• Written instruction:
Scan the listing below and copy every line holding "JSON".
## BEGIN Records for the task
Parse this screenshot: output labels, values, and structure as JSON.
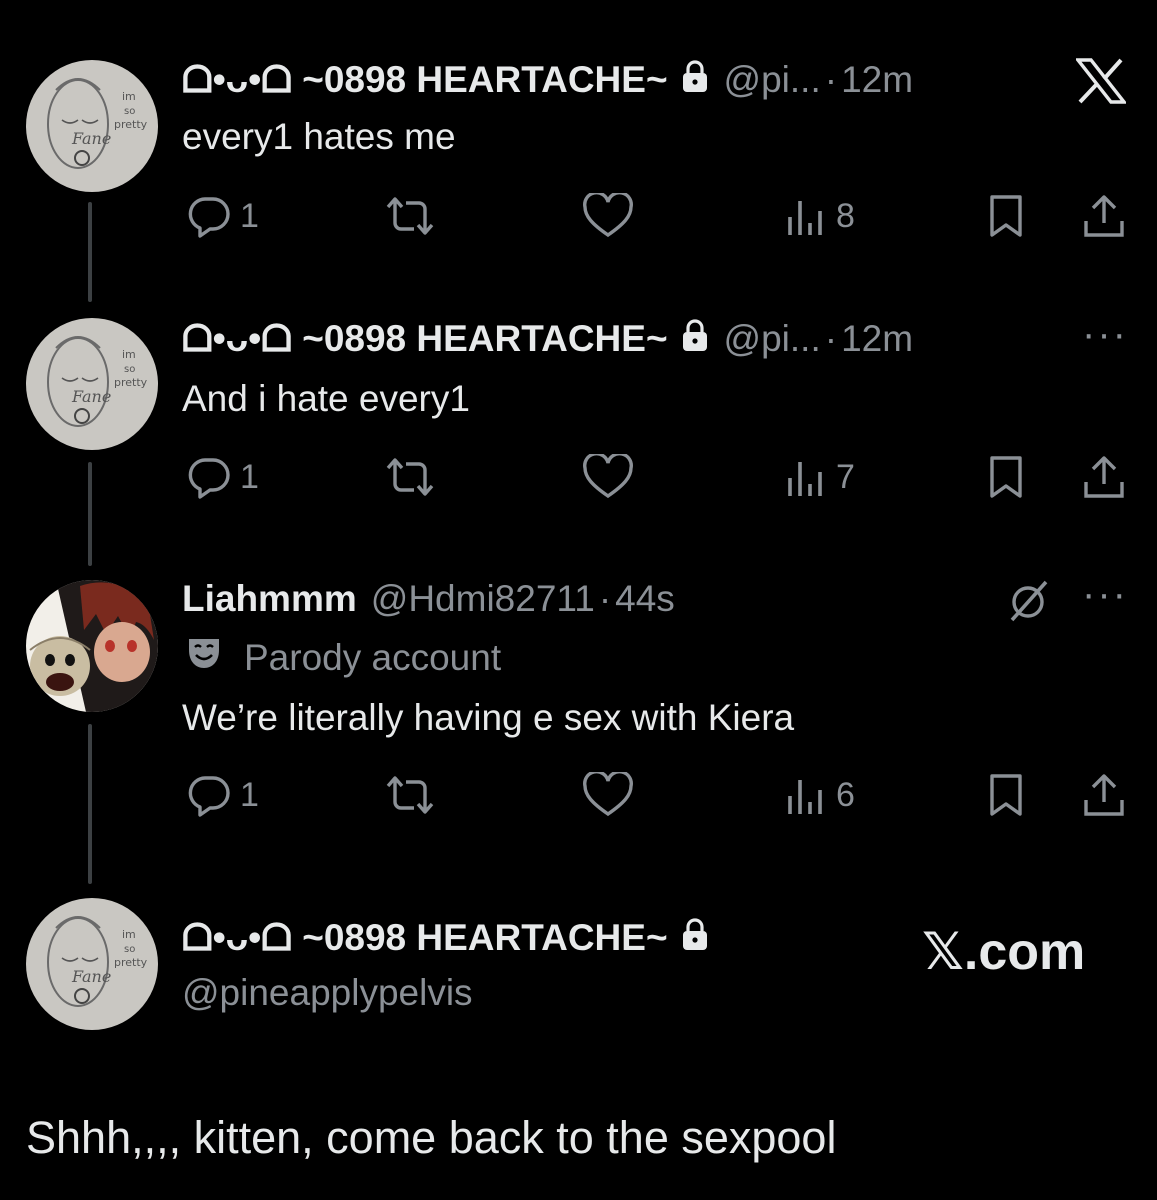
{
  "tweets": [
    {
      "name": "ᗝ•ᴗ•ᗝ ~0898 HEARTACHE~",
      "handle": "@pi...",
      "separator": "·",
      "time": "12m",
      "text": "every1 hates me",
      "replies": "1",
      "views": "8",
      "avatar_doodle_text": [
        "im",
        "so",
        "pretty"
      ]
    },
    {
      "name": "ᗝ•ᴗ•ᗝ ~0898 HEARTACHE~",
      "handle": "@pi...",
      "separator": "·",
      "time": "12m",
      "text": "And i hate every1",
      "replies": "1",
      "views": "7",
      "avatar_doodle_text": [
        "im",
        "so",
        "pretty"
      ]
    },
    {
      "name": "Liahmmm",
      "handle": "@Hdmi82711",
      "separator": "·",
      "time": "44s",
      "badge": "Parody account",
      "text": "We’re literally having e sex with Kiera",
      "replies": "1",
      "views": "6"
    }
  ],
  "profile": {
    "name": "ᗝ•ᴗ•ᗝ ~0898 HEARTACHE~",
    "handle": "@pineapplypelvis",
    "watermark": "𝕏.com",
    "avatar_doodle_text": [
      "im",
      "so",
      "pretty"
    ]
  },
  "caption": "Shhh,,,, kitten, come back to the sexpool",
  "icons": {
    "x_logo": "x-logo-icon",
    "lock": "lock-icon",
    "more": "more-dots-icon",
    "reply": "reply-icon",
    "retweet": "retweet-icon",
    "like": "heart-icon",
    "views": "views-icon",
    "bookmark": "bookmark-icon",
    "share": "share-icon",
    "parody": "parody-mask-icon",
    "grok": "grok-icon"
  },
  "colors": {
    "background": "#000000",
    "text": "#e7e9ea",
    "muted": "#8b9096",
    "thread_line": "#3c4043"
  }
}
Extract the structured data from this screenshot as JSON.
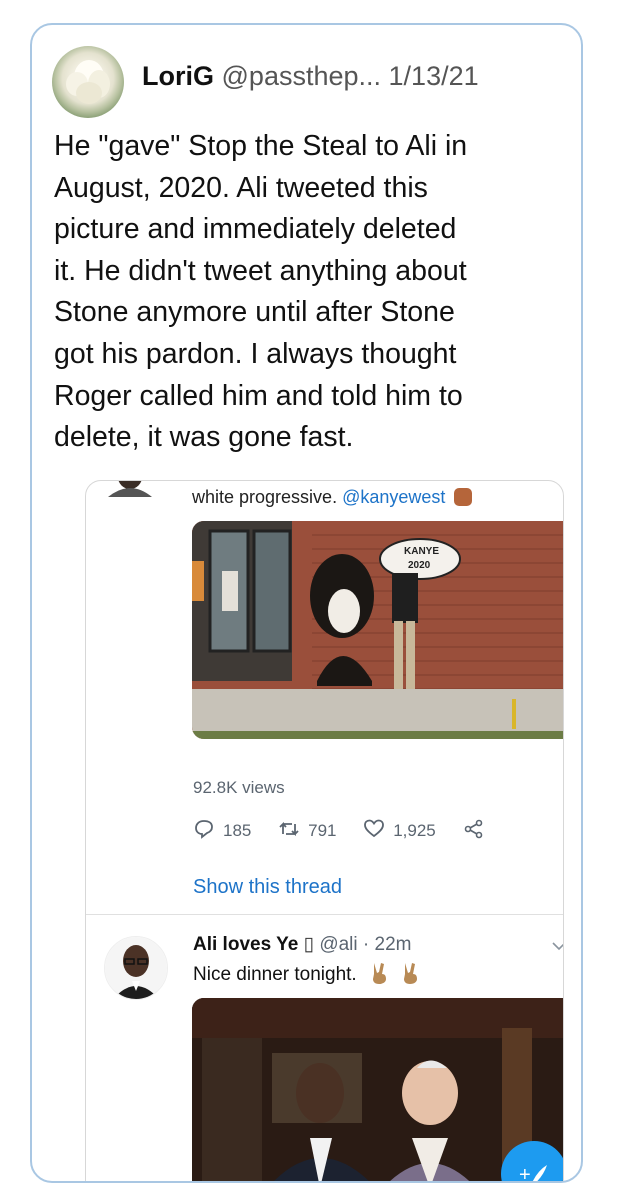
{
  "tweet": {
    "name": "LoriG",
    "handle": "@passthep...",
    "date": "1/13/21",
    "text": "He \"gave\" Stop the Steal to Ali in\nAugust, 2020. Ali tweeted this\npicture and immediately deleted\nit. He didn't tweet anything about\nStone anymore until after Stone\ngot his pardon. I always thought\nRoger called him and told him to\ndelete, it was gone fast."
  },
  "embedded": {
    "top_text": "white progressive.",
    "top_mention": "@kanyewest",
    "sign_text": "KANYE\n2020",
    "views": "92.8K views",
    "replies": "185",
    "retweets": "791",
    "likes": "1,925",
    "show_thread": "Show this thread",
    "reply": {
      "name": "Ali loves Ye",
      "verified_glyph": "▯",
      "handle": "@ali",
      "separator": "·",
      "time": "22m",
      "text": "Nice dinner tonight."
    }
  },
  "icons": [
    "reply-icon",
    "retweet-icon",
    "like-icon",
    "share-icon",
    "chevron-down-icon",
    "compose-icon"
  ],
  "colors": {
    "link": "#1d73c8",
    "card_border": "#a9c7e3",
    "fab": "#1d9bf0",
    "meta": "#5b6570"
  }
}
## END Records for the task
• Reply:
Parse this screenshot: output labels, values, and structure as JSON.
Extract the structured data from this screenshot as JSON.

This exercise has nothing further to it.